> [Direction] Locate "Transcribe this image's" in the listing. Transcribe the line that contains it and every line that follows, through the last, omitting all pictures.

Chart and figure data
--------
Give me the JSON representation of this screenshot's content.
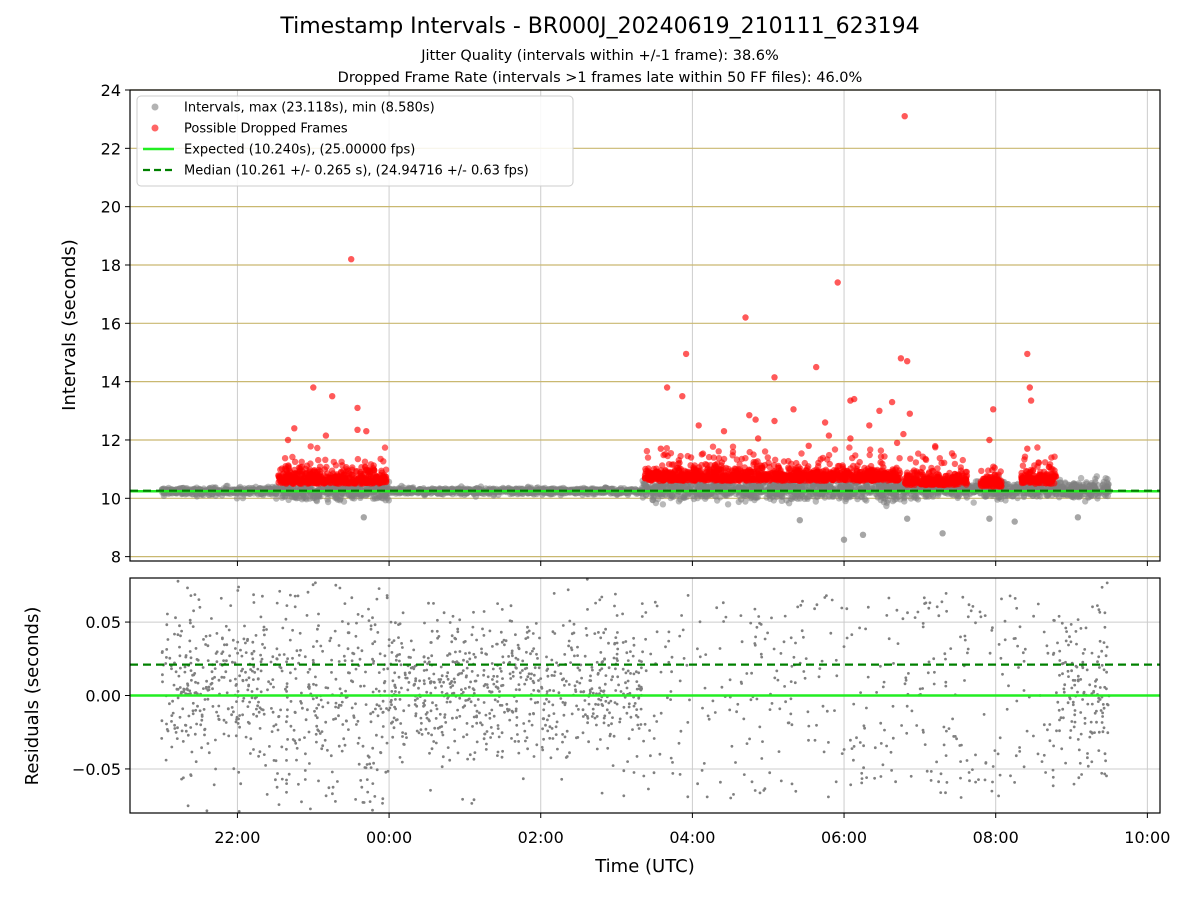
{
  "figure": {
    "title": "Timestamp Intervals - BR000J_20240619_210111_623194",
    "subtitle_1": "Jitter Quality (intervals within +/-1 frame): 38.6%",
    "subtitle_2": "Dropped Frame Rate (intervals >1 frames late within 50 FF files): 46.0%"
  },
  "colors": {
    "intervals": "#808080",
    "dropped": "#ff0000",
    "expected": "#22ee22",
    "median": "#008000",
    "top_grid": "#c9b870",
    "grid": "#cccccc"
  },
  "chart_data": [
    {
      "type": "scatter",
      "panel": "top",
      "ylabel": "Intervals (seconds)",
      "xlim": [
        "20:35",
        "10:10"
      ],
      "ylim": [
        7.85,
        24
      ],
      "yticks": [
        "8",
        "10",
        "12",
        "14",
        "16",
        "18",
        "20",
        "22",
        "24"
      ],
      "horizontal_gridlines": "golden",
      "vertical_gridlines": true,
      "legend_position": "upper-left",
      "legend": [
        {
          "key": "intervals",
          "label": "Intervals, max (23.118s), min (8.580s)",
          "marker": "dot",
          "color": "#808080"
        },
        {
          "key": "dropped",
          "label": "Possible Dropped Frames",
          "marker": "dot",
          "color": "#ff0000"
        },
        {
          "key": "expected",
          "label": "Expected (10.240s), (25.00000 fps)",
          "marker": "solid-line",
          "color": "#22ee22"
        },
        {
          "key": "median",
          "label": "Median (10.261 +/- 0.265 s), (24.94716 +/- 0.63 fps)",
          "marker": "dashed-line",
          "color": "#008000"
        }
      ],
      "reference_lines": {
        "expected": 10.24,
        "median": 10.261
      },
      "series": [
        {
          "name": "Intervals, max (23.118s), min (8.580s)",
          "description": "dense band of points around 10.25 s over the whole night",
          "segments": [
            {
              "start": "21:00",
              "end": "22:30",
              "center": 10.25,
              "spread": 0.12
            },
            {
              "start": "22:30",
              "end": "00:00",
              "center": 10.25,
              "spread": 0.3
            },
            {
              "start": "00:00",
              "end": "03:20",
              "center": 10.25,
              "spread": 0.1
            },
            {
              "start": "03:20",
              "end": "07:00",
              "center": 10.3,
              "spread": 0.35
            },
            {
              "start": "07:00",
              "end": "09:30",
              "center": 10.3,
              "spread": 0.28
            }
          ],
          "outliers": [
            {
              "x": "06:00",
              "y": 8.58
            },
            {
              "x": "06:15",
              "y": 8.75
            },
            {
              "x": "07:18",
              "y": 8.8
            },
            {
              "x": "05:25",
              "y": 9.25
            },
            {
              "x": "06:50",
              "y": 9.3
            },
            {
              "x": "07:55",
              "y": 9.3
            },
            {
              "x": "08:15",
              "y": 9.2
            },
            {
              "x": "09:05",
              "y": 9.35
            },
            {
              "x": "23:40",
              "y": 9.35
            }
          ]
        },
        {
          "name": "Possible Dropped Frames",
          "description": "clusters of late intervals above ~10.3 s",
          "segments": [
            {
              "start": "22:32",
              "end": "23:58",
              "base": 10.5
            },
            {
              "start": "03:22",
              "end": "06:45",
              "base": 10.6
            },
            {
              "start": "06:48",
              "end": "07:38",
              "base": 10.45
            },
            {
              "start": "07:48",
              "end": "08:05",
              "base": 10.4
            },
            {
              "start": "08:20",
              "end": "08:48",
              "base": 10.5
            }
          ],
          "outliers": [
            {
              "x": "23:30",
              "y": 18.2
            },
            {
              "x": "06:48",
              "y": 23.1
            },
            {
              "x": "05:55",
              "y": 17.4
            },
            {
              "x": "04:42",
              "y": 16.2
            },
            {
              "x": "06:45",
              "y": 14.8
            },
            {
              "x": "06:50",
              "y": 14.7
            },
            {
              "x": "08:25",
              "y": 14.95
            },
            {
              "x": "03:55",
              "y": 14.95
            },
            {
              "x": "05:38",
              "y": 14.5
            },
            {
              "x": "05:05",
              "y": 14.15
            },
            {
              "x": "23:00",
              "y": 13.8
            },
            {
              "x": "03:40",
              "y": 13.8
            },
            {
              "x": "23:15",
              "y": 13.5
            },
            {
              "x": "03:52",
              "y": 13.5
            },
            {
              "x": "08:27",
              "y": 13.8
            },
            {
              "x": "08:28",
              "y": 13.35
            },
            {
              "x": "06:08",
              "y": 13.4
            },
            {
              "x": "06:05",
              "y": 13.35
            },
            {
              "x": "23:35",
              "y": 13.1
            },
            {
              "x": "07:58",
              "y": 13.05
            },
            {
              "x": "06:52",
              "y": 12.9
            },
            {
              "x": "06:38",
              "y": 13.3
            },
            {
              "x": "05:20",
              "y": 13.05
            },
            {
              "x": "06:28",
              "y": 13.0
            },
            {
              "x": "04:45",
              "y": 12.85
            },
            {
              "x": "04:05",
              "y": 12.5
            },
            {
              "x": "22:45",
              "y": 12.4
            },
            {
              "x": "23:35",
              "y": 12.35
            },
            {
              "x": "23:42",
              "y": 12.3
            },
            {
              "x": "23:10",
              "y": 12.15
            },
            {
              "x": "04:25",
              "y": 12.3
            },
            {
              "x": "05:05",
              "y": 12.65
            },
            {
              "x": "05:45",
              "y": 12.6
            },
            {
              "x": "06:20",
              "y": 12.5
            },
            {
              "x": "07:55",
              "y": 12.0
            },
            {
              "x": "22:40",
              "y": 12.0
            },
            {
              "x": "05:48",
              "y": 12.15
            },
            {
              "x": "06:05",
              "y": 12.05
            },
            {
              "x": "04:52",
              "y": 12.05
            },
            {
              "x": "08:25",
              "y": 11.7
            },
            {
              "x": "03:35",
              "y": 11.7
            },
            {
              "x": "06:42",
              "y": 11.9
            },
            {
              "x": "04:50",
              "y": 12.7
            },
            {
              "x": "05:32",
              "y": 11.8
            },
            {
              "x": "06:47",
              "y": 12.2
            }
          ]
        }
      ]
    },
    {
      "type": "scatter",
      "panel": "bottom",
      "xlabel": "Time (UTC)",
      "ylabel": "Residuals (seconds)",
      "xlim": [
        "20:35",
        "10:10"
      ],
      "ylim": [
        -0.08,
        0.08
      ],
      "xticks": [
        "22:00",
        "00:00",
        "02:00",
        "04:00",
        "06:00",
        "08:00",
        "10:00"
      ],
      "yticks": [
        "−0.05",
        "0.00",
        "0.05"
      ],
      "grid": true,
      "reference_lines": {
        "zero": 0.0,
        "median_offset": 0.021
      },
      "series": [
        {
          "name": "residuals",
          "segments": [
            {
              "start": "21:00",
              "end": "22:30",
              "center": 0.005,
              "spread": 0.03
            },
            {
              "start": "22:30",
              "end": "00:00",
              "center": 0.0,
              "spread": 0.05
            },
            {
              "start": "00:00",
              "end": "03:20",
              "center": 0.005,
              "spread": 0.025
            },
            {
              "start": "03:20",
              "end": "08:45",
              "center": 0.0,
              "spread": 0.07,
              "sparse": true
            },
            {
              "start": "08:45",
              "end": "09:30",
              "center": 0.005,
              "spread": 0.03
            }
          ]
        }
      ]
    }
  ]
}
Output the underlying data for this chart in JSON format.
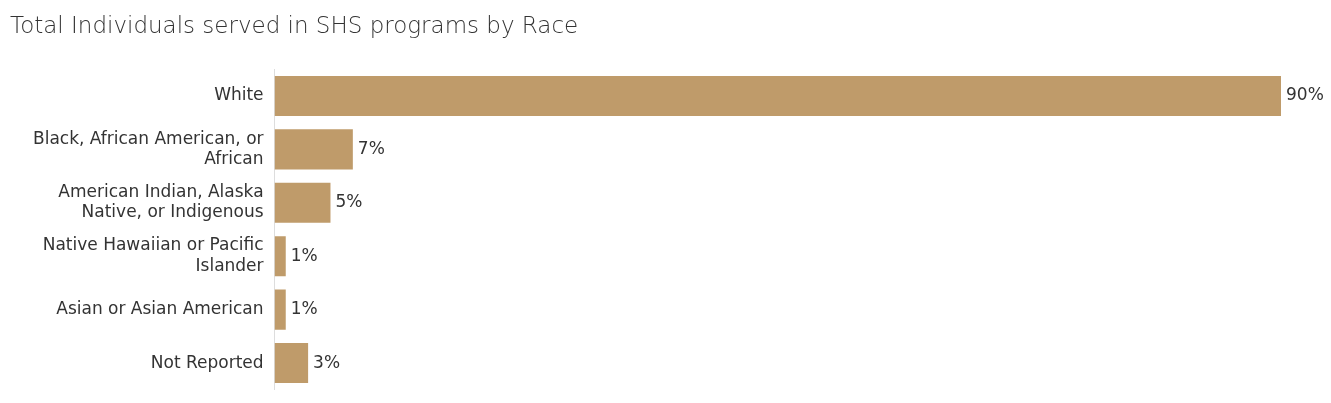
{
  "chart_data": {
    "type": "bar",
    "orientation": "horizontal",
    "title": "Total Individuals served in SHS programs by Race",
    "categories": [
      "White",
      "Black, African American, or African",
      "American Indian, Alaska Native, or Indigenous",
      "Native Hawaiian or Pacific Islander",
      "Asian or Asian American",
      "Not Reported"
    ],
    "values": [
      90,
      7,
      5,
      1,
      1,
      3
    ],
    "value_labels": [
      "90%",
      "7%",
      "5%",
      "1%",
      "1%",
      "3%"
    ],
    "color": "#bf9b6a",
    "legend": false,
    "tick_labels": "y"
  }
}
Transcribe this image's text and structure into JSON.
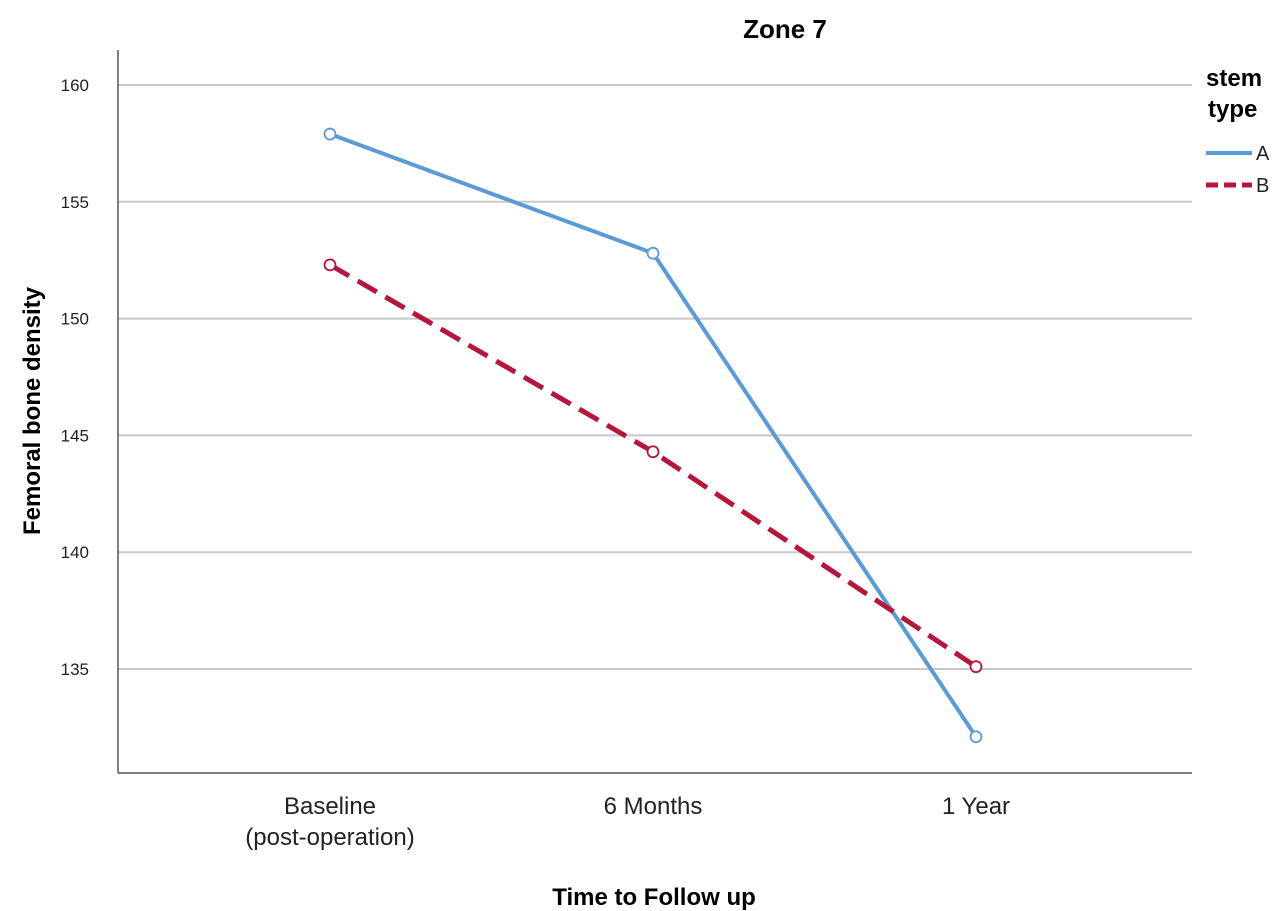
{
  "chart_data": {
    "type": "line",
    "title": "Zone 7",
    "xlabel": "Time to Follow up",
    "ylabel": "Femoral bone density",
    "categories": [
      [
        "Baseline",
        "(post-operation)"
      ],
      [
        "6 Months"
      ],
      [
        "1 Year"
      ]
    ],
    "yticks": [
      135,
      140,
      145,
      150,
      155,
      160
    ],
    "ylim": [
      130.5,
      161.5
    ],
    "grid": "horizontal",
    "legend": {
      "title": [
        "stem",
        "type"
      ],
      "placement": "top-right"
    },
    "series": [
      {
        "name": "A",
        "values": [
          157.9,
          152.8,
          132.1
        ],
        "color": "#5b9bd5",
        "style": "solid"
      },
      {
        "name": "B",
        "values": [
          152.3,
          144.3,
          135.1
        ],
        "color": "#b5163c",
        "style": "dashed"
      }
    ]
  }
}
--------
> [Answer below]
Transcribe this image's text and structure into JSON.
{
  "chart_data": {
    "type": "line",
    "title": "Zone 7",
    "xlabel": "Time to Follow up",
    "ylabel": "Femoral bone density",
    "categories": [
      [
        "Baseline",
        "(post-operation)"
      ],
      [
        "6 Months"
      ],
      [
        "1 Year"
      ]
    ],
    "yticks": [
      135,
      140,
      145,
      150,
      155,
      160
    ],
    "ylim": [
      130.5,
      161.5
    ],
    "grid": "horizontal",
    "legend": {
      "title": [
        "stem",
        "type"
      ],
      "placement": "top-right"
    },
    "series": [
      {
        "name": "A",
        "values": [
          157.9,
          152.8,
          132.1
        ],
        "color": "#5b9bd5",
        "style": "solid"
      },
      {
        "name": "B",
        "values": [
          152.3,
          144.3,
          135.1
        ],
        "color": "#b5163c",
        "style": "dashed"
      }
    ]
  }
}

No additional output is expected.